◆ Aim
Repeat the records verbatim and leave the pictures out of your copy.

Collected data entries
---
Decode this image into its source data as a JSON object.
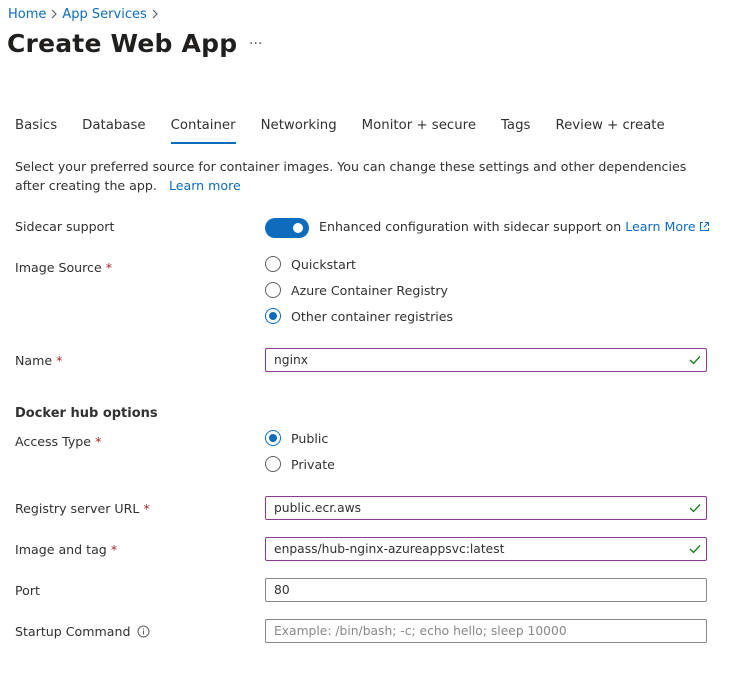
{
  "breadcrumb": {
    "items": [
      "Home",
      "App Services"
    ]
  },
  "page": {
    "title": "Create Web App",
    "more": "···"
  },
  "tabs": [
    "Basics",
    "Database",
    "Container",
    "Networking",
    "Monitor + secure",
    "Tags",
    "Review + create"
  ],
  "active_tab": "Container",
  "intro": {
    "text": "Select your preferred source for container images. You can change these settings and other dependencies after creating the app.",
    "link": "Learn more"
  },
  "sidecar": {
    "label": "Sidecar support",
    "enabled": true,
    "text": "Enhanced configuration with sidecar support on",
    "link": "Learn More"
  },
  "image_source": {
    "label": "Image Source",
    "required": "*",
    "options": [
      "Quickstart",
      "Azure Container Registry",
      "Other container registries"
    ],
    "selected": "Other container registries"
  },
  "name_field": {
    "label": "Name",
    "required": "*",
    "value": "nginx"
  },
  "docker": {
    "section_title": "Docker hub options",
    "access_type": {
      "label": "Access Type",
      "required": "*",
      "options": [
        "Public",
        "Private"
      ],
      "selected": "Public"
    },
    "registry_url": {
      "label": "Registry server URL",
      "required": "*",
      "value": "public.ecr.aws"
    },
    "image_tag": {
      "label": "Image and tag",
      "required": "*",
      "value": "enpass/hub-nginx-azureappsvc:latest"
    },
    "port": {
      "label": "Port",
      "value": "80"
    },
    "startup": {
      "label": "Startup Command",
      "value": "",
      "placeholder": "Example: /bin/bash; -c; echo hello; sleep 10000"
    }
  },
  "colors": {
    "accent": "#0f6cbd",
    "required": "#a4262c",
    "valid_border": "#8a3a8f",
    "valid_check": "#107c10"
  }
}
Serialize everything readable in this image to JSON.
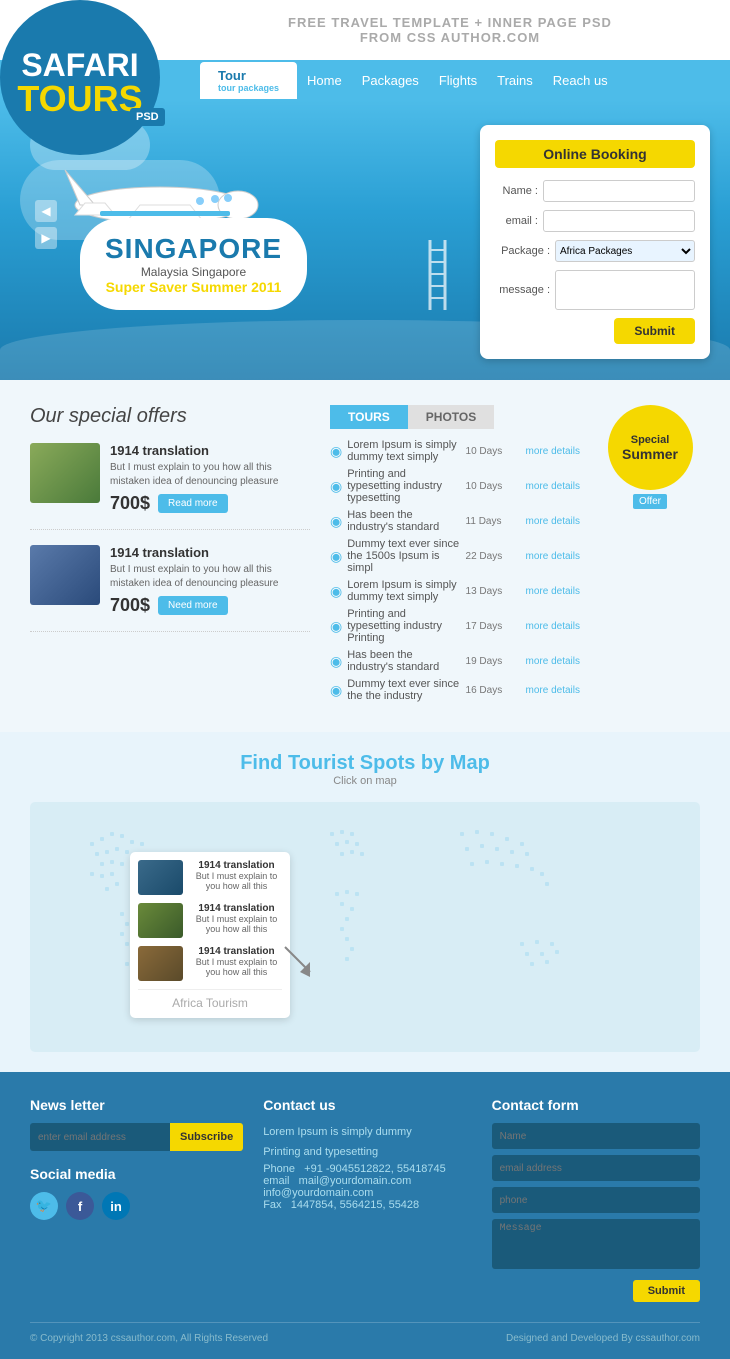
{
  "logo": {
    "safari": "SAFARI",
    "tours": "TOURS",
    "psd": "PSD"
  },
  "header": {
    "tagline": "FREE TRAVEL TEMPLATE + INNER PAGE PSD",
    "tagline2": "FROM CSS AUTHOR.COM"
  },
  "nav": {
    "tour_btn": "Tour",
    "tour_sub": "tour packages",
    "links": [
      "Home",
      "Packages",
      "Flights",
      "Trains",
      "Reach us"
    ]
  },
  "hero": {
    "destination": "SINGAPORE",
    "sub1": "Malaysia Singapore",
    "sub2": "Super Saver Summer 2011"
  },
  "booking": {
    "title": "Online Booking",
    "name_label": "Name :",
    "email_label": "email :",
    "package_label": "Package :",
    "message_label": "message :",
    "package_value": "Africa Packages",
    "submit": "Submit",
    "name_placeholder": "",
    "email_placeholder": "",
    "message_placeholder": ""
  },
  "offers": {
    "section_title": "Our special offers",
    "items": [
      {
        "title": "1914 translation",
        "desc": "But I must explain to you how all this mistaken idea of denouncing pleasure",
        "price": "700$",
        "btn": "Read more"
      },
      {
        "title": "1914 translation",
        "desc": "But I must explain to you how all this mistaken idea of denouncing pleasure",
        "price": "700$",
        "btn": "Need more"
      }
    ]
  },
  "tabs": {
    "tab1": "TOURS",
    "tab2": "PHOTOS"
  },
  "tours": [
    {
      "name": "Lorem Ipsum is simply dummy text simply",
      "days": "10 Days",
      "more": "more details"
    },
    {
      "name": "Printing and typesetting industry typesetting",
      "days": "10 Days",
      "more": "more details"
    },
    {
      "name": "Has been the industry's standard",
      "days": "11 Days",
      "more": "more details"
    },
    {
      "name": "Dummy text ever since the 1500s Ipsum is simpl",
      "days": "22 Days",
      "more": "more details"
    },
    {
      "name": "Lorem Ipsum is simply dummy text simply",
      "days": "13 Days",
      "more": "more details"
    },
    {
      "name": "Printing and typesetting industry Printing",
      "days": "17 Days",
      "more": "more details"
    },
    {
      "name": "Has been the industry's standard",
      "days": "19 Days",
      "more": "more details"
    },
    {
      "name": "Dummy text ever since the the industry",
      "days": "16 Days",
      "more": "more details"
    }
  ],
  "special_badge": {
    "special": "Special",
    "summer": "Summer",
    "offer": "Offer"
  },
  "map": {
    "title": "Find Tourist Spots by Map",
    "subtitle": "Click on map",
    "africa_label": "Africa Tourism",
    "popup_items": [
      {
        "title": "1914 translation",
        "desc": "But I must explain to you how all this"
      },
      {
        "title": "1914 translation",
        "desc": "But I must explain to you how all this"
      },
      {
        "title": "1914 translation",
        "desc": "But I must explain to you how all this"
      }
    ]
  },
  "footer": {
    "newsletter_title": "News letter",
    "newsletter_placeholder": "enter email address",
    "subscribe_btn": "Subscribe",
    "social_title": "Social media",
    "contact_title": "Contact us",
    "contact_desc": "Lorem Ipsum is simply dummy",
    "contact_desc2": "Printing and typesetting",
    "phone_label": "Phone",
    "phone_value": "+91 -9045512822, 55418745",
    "email_label": "email",
    "email_value": "mail@yourdomain.com",
    "info_label": "",
    "info_value": "info@yourdomain.com",
    "fax_label": "Fax",
    "fax_value": "1447854, 5564215, 55428",
    "form_title": "Contact form",
    "name_ph": "Name",
    "email_ph": "email address",
    "phone_ph": "phone",
    "message_ph": "Message",
    "submit_btn": "Submit",
    "copyright": "© Copyright 2013 cssauthor.com, All Rights Reserved",
    "designed": "Designed and Developed By cssauthor.com"
  }
}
---
◆ Solution
Decode this image into its source data as a JSON object.
{
  "breadcrumb": {
    "items": [
      "Home",
      "App Services"
    ]
  },
  "page": {
    "title": "Create Web App",
    "more": "···"
  },
  "tabs": [
    "Basics",
    "Database",
    "Container",
    "Networking",
    "Monitor + secure",
    "Tags",
    "Review + create"
  ],
  "active_tab": "Container",
  "intro": {
    "text": "Select your preferred source for container images. You can change these settings and other dependencies after creating the app.",
    "link": "Learn more"
  },
  "sidecar": {
    "label": "Sidecar support",
    "enabled": true,
    "text": "Enhanced configuration with sidecar support on",
    "link": "Learn More"
  },
  "image_source": {
    "label": "Image Source",
    "required": "*",
    "options": [
      "Quickstart",
      "Azure Container Registry",
      "Other container registries"
    ],
    "selected": "Other container registries"
  },
  "name_field": {
    "label": "Name",
    "required": "*",
    "value": "nginx"
  },
  "docker": {
    "section_title": "Docker hub options",
    "access_type": {
      "label": "Access Type",
      "required": "*",
      "options": [
        "Public",
        "Private"
      ],
      "selected": "Public"
    },
    "registry_url": {
      "label": "Registry server URL",
      "required": "*",
      "value": "public.ecr.aws"
    },
    "image_tag": {
      "label": "Image and tag",
      "required": "*",
      "value": "enpass/hub-nginx-azureappsvc:latest"
    },
    "port": {
      "label": "Port",
      "value": "80"
    },
    "startup": {
      "label": "Startup Command",
      "value": "",
      "placeholder": "Example: /bin/bash; -c; echo hello; sleep 10000"
    }
  },
  "colors": {
    "accent": "#0f6cbd",
    "required": "#a4262c",
    "valid_border": "#8a3a8f",
    "valid_check": "#107c10"
  }
}
Serialize everything readable in this image to JSON.
{
  "logo": {
    "safari": "SAFARI",
    "tours": "TOURS",
    "psd": "PSD"
  },
  "header": {
    "tagline": "FREE TRAVEL TEMPLATE + INNER PAGE PSD",
    "tagline2": "FROM CSS AUTHOR.COM"
  },
  "nav": {
    "tour_btn": "Tour",
    "tour_sub": "tour packages",
    "links": [
      "Home",
      "Packages",
      "Flights",
      "Trains",
      "Reach us"
    ]
  },
  "hero": {
    "destination": "SINGAPORE",
    "sub1": "Malaysia Singapore",
    "sub2": "Super Saver Summer 2011"
  },
  "booking": {
    "title": "Online Booking",
    "name_label": "Name :",
    "email_label": "email :",
    "package_label": "Package :",
    "message_label": "message :",
    "package_value": "Africa Packages",
    "submit": "Submit",
    "name_placeholder": "",
    "email_placeholder": "",
    "message_placeholder": ""
  },
  "offers": {
    "section_title": "Our special offers",
    "items": [
      {
        "title": "1914 translation",
        "desc": "But I must explain to you how all this mistaken idea of denouncing pleasure",
        "price": "700$",
        "btn": "Read more"
      },
      {
        "title": "1914 translation",
        "desc": "But I must explain to you how all this mistaken idea of denouncing pleasure",
        "price": "700$",
        "btn": "Need more"
      }
    ]
  },
  "tabs": {
    "tab1": "TOURS",
    "tab2": "PHOTOS"
  },
  "tours": [
    {
      "name": "Lorem Ipsum is simply dummy text simply",
      "days": "10 Days",
      "more": "more details"
    },
    {
      "name": "Printing and typesetting industry typesetting",
      "days": "10 Days",
      "more": "more details"
    },
    {
      "name": "Has been the industry's standard",
      "days": "11 Days",
      "more": "more details"
    },
    {
      "name": "Dummy text ever since the 1500s Ipsum is simpl",
      "days": "22 Days",
      "more": "more details"
    },
    {
      "name": "Lorem Ipsum is simply dummy text simply",
      "days": "13 Days",
      "more": "more details"
    },
    {
      "name": "Printing and typesetting industry Printing",
      "days": "17 Days",
      "more": "more details"
    },
    {
      "name": "Has been the industry's standard",
      "days": "19 Days",
      "more": "more details"
    },
    {
      "name": "Dummy text ever since the the industry",
      "days": "16 Days",
      "more": "more details"
    }
  ],
  "special_badge": {
    "special": "Special",
    "summer": "Summer",
    "offer": "Offer"
  },
  "map": {
    "title": "Find Tourist Spots by Map",
    "subtitle": "Click on map",
    "africa_label": "Africa Tourism",
    "popup_items": [
      {
        "title": "1914 translation",
        "desc": "But I must explain to you how all this"
      },
      {
        "title": "1914 translation",
        "desc": "But I must explain to you how all this"
      },
      {
        "title": "1914 translation",
        "desc": "But I must explain to you how all this"
      }
    ]
  },
  "footer": {
    "newsletter_title": "News letter",
    "newsletter_placeholder": "enter email address",
    "subscribe_btn": "Subscribe",
    "social_title": "Social media",
    "contact_title": "Contact us",
    "contact_desc": "Lorem Ipsum is simply dummy",
    "contact_desc2": "Printing and typesetting",
    "phone_label": "Phone",
    "phone_value": "+91 -9045512822, 55418745",
    "email_label": "email",
    "email_value": "mail@yourdomain.com",
    "info_label": "",
    "info_value": "info@yourdomain.com",
    "fax_label": "Fax",
    "fax_value": "1447854, 5564215, 55428",
    "form_title": "Contact form",
    "name_ph": "Name",
    "email_ph": "email address",
    "phone_ph": "phone",
    "message_ph": "Message",
    "submit_btn": "Submit",
    "copyright": "© Copyright 2013 cssauthor.com, All Rights Reserved",
    "designed": "Designed and Developed By cssauthor.com"
  }
}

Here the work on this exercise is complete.